• **Extracted data entries**
======

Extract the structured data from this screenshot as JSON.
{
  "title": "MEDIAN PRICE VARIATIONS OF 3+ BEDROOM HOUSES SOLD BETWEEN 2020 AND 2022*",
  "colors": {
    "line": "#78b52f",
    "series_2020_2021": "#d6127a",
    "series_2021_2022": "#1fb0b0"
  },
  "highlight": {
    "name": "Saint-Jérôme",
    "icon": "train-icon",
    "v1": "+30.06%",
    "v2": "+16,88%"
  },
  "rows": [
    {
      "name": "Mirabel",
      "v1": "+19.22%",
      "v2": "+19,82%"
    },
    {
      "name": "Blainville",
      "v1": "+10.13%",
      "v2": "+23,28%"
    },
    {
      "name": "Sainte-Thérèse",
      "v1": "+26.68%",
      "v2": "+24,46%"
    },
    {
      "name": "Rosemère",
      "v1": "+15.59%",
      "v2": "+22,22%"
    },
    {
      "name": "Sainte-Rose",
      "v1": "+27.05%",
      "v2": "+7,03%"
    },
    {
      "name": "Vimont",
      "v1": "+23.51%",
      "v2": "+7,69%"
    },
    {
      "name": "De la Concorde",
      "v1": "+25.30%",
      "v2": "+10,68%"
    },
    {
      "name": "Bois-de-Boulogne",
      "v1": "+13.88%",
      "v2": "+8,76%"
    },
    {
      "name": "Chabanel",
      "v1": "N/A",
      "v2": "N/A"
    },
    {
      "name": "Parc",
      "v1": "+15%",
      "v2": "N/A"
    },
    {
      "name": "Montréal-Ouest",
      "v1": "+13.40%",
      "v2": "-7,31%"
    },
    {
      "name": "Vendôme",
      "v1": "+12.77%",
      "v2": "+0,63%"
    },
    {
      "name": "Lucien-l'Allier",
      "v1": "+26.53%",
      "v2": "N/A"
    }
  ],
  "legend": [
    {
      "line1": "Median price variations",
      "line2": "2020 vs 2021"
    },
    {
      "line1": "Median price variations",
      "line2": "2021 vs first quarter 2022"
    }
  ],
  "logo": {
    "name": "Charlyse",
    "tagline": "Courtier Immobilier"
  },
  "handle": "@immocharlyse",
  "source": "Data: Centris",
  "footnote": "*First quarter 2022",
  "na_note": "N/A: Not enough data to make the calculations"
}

======

• **PROBLEM DETAILS**
Return every line from the records above that holds the word "Sainte".

• **WRITTEN RESPONSE**
      "name": "Sainte-Thérèse",
      "name": "Sainte-Rose",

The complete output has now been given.